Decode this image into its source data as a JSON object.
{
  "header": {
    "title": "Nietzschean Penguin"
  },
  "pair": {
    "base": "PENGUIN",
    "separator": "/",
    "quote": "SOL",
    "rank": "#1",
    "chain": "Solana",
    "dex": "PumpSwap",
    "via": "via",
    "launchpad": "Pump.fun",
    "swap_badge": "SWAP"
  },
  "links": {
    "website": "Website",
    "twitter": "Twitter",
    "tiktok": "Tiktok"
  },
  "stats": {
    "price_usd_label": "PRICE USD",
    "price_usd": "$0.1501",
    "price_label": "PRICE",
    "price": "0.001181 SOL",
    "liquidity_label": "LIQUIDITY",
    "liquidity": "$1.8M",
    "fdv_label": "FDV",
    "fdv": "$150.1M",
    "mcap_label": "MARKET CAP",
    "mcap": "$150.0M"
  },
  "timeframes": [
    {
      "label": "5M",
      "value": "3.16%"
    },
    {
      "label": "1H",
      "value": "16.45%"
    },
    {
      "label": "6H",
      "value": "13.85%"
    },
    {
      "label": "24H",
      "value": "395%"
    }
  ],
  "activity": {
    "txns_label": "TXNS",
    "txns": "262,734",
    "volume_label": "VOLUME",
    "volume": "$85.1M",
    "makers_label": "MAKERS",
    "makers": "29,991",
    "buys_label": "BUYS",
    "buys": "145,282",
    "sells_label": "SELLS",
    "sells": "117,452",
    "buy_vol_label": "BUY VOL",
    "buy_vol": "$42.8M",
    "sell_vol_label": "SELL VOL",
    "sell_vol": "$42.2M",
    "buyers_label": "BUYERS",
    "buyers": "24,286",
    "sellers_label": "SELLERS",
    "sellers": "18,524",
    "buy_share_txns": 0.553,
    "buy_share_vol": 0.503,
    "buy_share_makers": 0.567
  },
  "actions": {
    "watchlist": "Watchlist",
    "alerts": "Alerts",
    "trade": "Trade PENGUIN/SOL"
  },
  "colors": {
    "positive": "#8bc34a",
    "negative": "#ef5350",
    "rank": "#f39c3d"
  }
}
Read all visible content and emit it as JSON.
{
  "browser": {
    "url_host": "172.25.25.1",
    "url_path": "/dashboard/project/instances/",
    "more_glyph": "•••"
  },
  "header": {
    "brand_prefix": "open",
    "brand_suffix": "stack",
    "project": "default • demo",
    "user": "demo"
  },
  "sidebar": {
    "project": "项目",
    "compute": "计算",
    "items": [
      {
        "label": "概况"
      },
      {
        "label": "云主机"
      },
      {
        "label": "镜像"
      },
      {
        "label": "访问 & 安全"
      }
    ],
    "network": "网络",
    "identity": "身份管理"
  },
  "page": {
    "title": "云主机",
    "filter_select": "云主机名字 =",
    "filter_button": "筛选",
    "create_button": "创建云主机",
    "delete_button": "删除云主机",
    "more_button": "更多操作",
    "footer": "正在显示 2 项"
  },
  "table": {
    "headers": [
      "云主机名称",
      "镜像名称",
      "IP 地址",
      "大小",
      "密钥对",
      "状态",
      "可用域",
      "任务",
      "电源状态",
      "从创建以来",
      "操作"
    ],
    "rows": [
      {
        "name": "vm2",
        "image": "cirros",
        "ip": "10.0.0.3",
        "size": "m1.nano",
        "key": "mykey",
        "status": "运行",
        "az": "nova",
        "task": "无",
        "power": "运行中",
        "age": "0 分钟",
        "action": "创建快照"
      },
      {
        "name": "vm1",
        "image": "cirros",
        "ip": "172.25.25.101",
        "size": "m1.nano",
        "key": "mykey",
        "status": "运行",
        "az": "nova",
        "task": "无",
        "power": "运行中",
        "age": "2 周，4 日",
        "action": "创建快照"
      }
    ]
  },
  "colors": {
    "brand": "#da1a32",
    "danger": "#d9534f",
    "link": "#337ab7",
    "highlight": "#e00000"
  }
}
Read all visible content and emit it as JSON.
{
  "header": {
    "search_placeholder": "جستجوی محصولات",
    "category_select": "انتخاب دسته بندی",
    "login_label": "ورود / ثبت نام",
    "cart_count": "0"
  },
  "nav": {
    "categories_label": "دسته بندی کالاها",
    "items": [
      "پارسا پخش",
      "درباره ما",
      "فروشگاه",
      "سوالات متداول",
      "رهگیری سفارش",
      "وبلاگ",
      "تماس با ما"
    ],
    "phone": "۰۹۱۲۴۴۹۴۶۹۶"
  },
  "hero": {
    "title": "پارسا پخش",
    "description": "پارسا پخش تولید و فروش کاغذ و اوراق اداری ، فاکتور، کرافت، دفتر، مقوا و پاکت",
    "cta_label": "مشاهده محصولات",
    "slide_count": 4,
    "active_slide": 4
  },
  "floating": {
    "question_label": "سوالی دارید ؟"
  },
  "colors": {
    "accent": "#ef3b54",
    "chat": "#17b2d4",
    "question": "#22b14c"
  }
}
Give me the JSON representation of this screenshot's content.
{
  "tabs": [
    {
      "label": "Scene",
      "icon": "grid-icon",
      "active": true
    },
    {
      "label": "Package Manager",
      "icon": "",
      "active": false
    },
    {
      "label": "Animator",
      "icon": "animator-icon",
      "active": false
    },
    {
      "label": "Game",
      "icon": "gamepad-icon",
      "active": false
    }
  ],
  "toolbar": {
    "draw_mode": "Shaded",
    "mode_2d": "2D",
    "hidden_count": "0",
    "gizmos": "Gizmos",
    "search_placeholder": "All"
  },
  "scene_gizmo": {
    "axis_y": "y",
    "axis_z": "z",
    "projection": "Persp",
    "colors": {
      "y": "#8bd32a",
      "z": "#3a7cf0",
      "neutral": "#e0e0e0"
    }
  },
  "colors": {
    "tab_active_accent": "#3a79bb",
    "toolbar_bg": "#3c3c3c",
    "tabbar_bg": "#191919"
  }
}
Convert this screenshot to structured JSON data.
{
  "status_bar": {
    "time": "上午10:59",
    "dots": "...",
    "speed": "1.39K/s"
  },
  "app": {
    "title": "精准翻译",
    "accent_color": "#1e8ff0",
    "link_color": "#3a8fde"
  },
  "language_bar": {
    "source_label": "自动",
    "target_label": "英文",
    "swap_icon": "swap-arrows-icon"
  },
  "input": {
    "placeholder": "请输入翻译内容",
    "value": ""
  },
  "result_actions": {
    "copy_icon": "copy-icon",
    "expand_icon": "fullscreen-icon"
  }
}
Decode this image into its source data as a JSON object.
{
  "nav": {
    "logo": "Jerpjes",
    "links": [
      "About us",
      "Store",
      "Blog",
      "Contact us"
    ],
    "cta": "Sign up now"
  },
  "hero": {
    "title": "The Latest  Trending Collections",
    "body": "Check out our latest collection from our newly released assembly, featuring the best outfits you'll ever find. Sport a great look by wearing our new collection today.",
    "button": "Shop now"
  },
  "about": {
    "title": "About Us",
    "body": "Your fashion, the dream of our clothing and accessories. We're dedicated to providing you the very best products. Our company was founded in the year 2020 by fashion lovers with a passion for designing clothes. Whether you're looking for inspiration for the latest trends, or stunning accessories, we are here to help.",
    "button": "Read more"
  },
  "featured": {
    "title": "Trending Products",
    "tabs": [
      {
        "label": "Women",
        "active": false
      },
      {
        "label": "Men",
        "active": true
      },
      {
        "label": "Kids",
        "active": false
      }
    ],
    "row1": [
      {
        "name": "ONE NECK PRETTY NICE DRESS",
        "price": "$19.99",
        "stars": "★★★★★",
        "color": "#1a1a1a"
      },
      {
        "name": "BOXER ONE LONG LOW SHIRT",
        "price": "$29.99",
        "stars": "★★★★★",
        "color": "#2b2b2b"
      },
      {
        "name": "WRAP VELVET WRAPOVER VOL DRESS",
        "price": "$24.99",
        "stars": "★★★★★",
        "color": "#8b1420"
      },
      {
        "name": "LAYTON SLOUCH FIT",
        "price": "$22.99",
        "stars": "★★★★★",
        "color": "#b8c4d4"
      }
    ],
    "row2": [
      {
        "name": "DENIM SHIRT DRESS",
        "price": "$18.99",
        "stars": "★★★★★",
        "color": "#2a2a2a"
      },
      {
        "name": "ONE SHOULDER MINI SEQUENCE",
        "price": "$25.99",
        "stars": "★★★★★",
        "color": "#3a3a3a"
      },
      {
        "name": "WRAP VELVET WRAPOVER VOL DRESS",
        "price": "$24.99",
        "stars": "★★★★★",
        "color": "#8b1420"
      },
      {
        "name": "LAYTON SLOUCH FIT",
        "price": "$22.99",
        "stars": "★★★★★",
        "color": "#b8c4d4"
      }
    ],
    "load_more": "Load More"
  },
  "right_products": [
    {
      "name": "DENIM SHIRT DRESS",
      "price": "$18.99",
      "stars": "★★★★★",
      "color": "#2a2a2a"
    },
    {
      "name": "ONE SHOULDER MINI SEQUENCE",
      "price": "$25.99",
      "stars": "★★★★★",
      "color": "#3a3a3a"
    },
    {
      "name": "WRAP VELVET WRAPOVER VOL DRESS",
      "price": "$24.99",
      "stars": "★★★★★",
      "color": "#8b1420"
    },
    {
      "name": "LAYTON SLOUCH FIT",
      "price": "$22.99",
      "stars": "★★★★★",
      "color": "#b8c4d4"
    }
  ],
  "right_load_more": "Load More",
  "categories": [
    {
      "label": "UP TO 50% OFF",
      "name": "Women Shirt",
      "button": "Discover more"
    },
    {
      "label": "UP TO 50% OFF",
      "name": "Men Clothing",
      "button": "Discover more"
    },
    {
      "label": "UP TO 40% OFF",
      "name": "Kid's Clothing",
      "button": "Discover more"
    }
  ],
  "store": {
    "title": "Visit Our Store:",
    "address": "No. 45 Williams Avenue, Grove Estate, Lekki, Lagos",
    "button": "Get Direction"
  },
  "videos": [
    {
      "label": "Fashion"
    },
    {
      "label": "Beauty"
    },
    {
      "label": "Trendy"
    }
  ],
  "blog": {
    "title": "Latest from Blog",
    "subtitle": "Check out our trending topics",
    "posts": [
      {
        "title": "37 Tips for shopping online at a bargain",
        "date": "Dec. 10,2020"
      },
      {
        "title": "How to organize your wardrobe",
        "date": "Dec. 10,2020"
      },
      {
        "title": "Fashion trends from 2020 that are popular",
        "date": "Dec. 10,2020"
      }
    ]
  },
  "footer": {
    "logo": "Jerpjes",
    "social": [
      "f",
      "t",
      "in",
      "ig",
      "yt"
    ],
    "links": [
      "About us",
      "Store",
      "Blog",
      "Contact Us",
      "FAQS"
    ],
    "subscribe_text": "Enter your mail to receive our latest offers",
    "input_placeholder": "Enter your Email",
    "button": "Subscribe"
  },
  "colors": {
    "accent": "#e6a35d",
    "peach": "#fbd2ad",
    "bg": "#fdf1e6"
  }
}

########################################

- **STATED PROBLEM**
Read the lines above. Gather those in which the string "value" is found.

- **TASK OUTPUT**
      "value": "3.16%"
      "value": "16.45%"
      "value": "13.85%"
      "value": "395%"
    "value": ""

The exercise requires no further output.